— begin —
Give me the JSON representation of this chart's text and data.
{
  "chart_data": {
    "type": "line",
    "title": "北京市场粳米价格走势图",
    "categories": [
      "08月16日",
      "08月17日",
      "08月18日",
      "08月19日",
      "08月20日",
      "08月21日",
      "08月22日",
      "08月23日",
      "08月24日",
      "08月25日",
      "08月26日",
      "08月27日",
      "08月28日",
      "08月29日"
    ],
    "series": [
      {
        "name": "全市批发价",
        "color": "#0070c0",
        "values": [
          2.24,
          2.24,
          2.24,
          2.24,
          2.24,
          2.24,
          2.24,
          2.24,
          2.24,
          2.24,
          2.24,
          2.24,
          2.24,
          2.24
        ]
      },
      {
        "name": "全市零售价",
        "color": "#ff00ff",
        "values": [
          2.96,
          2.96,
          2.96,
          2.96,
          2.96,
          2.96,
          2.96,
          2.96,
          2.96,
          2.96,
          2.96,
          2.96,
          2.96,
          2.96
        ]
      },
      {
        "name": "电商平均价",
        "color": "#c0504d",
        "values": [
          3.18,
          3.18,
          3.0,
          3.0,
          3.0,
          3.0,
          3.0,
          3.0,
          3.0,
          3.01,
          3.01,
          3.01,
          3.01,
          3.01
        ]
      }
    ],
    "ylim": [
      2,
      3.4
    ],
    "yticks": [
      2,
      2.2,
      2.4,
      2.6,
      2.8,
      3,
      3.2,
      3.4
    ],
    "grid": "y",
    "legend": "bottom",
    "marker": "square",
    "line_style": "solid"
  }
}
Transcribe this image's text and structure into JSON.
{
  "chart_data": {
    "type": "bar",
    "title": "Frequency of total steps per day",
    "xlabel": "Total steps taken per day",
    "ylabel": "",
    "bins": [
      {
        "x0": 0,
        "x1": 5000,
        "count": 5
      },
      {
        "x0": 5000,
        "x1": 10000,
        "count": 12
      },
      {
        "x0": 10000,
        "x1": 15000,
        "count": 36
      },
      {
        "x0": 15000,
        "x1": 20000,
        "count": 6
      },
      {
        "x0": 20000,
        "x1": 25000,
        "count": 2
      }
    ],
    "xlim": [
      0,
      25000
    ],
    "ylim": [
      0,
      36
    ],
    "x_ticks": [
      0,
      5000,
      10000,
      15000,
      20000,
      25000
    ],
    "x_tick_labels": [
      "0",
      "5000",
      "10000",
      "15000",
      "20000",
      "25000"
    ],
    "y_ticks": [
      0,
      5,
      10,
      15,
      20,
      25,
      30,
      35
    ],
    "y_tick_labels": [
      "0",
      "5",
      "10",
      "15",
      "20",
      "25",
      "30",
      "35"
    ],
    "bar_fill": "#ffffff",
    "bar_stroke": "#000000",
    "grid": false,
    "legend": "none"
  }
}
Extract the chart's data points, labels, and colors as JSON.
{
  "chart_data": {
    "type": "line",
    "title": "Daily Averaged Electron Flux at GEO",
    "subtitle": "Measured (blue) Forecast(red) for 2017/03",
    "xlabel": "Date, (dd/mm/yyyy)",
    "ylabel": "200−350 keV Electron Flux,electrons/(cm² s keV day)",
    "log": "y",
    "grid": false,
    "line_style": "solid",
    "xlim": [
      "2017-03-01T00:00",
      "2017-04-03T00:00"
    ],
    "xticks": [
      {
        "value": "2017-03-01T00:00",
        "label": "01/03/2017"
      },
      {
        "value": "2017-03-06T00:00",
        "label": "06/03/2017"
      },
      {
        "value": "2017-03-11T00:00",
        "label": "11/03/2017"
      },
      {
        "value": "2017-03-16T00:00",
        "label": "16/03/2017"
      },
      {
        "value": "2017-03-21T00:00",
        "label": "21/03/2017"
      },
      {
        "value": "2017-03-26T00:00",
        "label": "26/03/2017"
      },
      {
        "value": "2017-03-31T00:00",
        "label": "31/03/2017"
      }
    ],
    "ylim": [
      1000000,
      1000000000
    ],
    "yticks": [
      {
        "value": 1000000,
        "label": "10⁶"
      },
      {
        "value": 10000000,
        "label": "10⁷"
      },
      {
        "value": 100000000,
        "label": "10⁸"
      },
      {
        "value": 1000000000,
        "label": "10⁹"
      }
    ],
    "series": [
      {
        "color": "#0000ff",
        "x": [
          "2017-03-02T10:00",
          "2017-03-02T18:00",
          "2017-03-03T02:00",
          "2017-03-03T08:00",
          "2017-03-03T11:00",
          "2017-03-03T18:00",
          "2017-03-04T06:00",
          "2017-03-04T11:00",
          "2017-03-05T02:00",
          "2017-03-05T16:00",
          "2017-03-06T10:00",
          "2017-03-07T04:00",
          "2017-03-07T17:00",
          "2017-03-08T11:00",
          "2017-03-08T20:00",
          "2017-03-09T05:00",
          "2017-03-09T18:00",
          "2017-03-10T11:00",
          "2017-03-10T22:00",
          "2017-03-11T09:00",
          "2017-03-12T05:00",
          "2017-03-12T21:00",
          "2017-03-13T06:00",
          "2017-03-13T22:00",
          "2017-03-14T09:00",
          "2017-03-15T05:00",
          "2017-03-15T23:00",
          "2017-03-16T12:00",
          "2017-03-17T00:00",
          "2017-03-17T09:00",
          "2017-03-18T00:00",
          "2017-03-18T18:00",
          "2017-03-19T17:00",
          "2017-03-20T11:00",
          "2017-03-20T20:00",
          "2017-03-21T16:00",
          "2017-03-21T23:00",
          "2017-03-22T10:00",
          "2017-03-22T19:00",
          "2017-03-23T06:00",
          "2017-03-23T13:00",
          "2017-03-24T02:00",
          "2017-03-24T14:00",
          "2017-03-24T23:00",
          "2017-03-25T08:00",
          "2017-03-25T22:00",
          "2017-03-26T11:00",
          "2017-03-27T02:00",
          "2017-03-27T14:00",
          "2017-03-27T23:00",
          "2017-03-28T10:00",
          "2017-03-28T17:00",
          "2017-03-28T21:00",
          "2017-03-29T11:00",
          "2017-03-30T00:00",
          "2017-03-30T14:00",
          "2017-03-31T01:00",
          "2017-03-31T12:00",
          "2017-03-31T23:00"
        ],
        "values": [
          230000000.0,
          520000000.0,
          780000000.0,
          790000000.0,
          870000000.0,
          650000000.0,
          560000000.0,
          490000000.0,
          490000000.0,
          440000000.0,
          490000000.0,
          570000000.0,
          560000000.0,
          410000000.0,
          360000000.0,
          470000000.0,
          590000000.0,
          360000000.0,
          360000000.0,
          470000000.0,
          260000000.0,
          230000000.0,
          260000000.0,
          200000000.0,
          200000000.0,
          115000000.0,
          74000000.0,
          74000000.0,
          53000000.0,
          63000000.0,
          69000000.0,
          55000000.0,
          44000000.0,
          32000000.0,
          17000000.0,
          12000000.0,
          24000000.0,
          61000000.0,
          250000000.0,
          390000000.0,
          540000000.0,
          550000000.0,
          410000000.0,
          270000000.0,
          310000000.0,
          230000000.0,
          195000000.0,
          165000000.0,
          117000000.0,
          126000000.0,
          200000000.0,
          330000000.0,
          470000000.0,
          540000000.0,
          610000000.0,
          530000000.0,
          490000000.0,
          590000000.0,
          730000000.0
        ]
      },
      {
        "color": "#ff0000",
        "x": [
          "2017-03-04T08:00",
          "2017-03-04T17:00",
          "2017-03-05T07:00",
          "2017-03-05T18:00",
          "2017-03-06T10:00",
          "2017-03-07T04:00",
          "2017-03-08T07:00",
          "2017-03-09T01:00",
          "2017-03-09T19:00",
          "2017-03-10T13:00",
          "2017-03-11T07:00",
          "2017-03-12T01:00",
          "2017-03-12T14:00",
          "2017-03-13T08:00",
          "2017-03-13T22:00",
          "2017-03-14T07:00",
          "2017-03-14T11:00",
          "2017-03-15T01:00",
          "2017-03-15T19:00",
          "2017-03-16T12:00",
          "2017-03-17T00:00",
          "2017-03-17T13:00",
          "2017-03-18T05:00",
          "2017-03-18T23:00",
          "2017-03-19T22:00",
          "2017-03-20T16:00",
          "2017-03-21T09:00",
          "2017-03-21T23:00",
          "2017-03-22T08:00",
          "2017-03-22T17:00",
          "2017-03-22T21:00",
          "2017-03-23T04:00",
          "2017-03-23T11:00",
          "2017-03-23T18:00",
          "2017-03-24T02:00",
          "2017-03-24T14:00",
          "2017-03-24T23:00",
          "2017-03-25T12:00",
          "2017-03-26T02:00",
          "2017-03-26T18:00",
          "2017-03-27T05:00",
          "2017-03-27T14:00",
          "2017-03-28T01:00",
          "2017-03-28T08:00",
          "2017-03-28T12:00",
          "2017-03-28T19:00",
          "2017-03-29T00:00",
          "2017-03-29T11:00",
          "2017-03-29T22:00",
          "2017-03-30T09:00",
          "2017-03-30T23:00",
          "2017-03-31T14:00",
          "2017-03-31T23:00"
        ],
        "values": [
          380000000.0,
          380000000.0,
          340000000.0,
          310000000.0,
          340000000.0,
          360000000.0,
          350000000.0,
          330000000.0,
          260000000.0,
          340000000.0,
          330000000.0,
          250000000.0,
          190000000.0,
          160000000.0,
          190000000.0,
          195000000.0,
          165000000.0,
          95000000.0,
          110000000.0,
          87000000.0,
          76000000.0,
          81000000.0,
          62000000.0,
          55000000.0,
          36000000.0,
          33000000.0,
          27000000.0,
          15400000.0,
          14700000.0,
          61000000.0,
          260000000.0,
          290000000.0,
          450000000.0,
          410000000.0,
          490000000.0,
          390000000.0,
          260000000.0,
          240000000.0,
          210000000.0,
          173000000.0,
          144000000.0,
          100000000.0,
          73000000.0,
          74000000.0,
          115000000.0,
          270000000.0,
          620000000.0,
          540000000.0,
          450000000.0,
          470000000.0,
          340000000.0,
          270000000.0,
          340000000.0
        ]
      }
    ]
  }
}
— end —
> **Written task**
Copy all lines from the listing that contain "Electron".

> **Written response**
    "title": "Daily Averaged Electron Flux at GEO",
    "ylabel": "200−350 keV Electron Flux,electrons/(cm² s keV day)",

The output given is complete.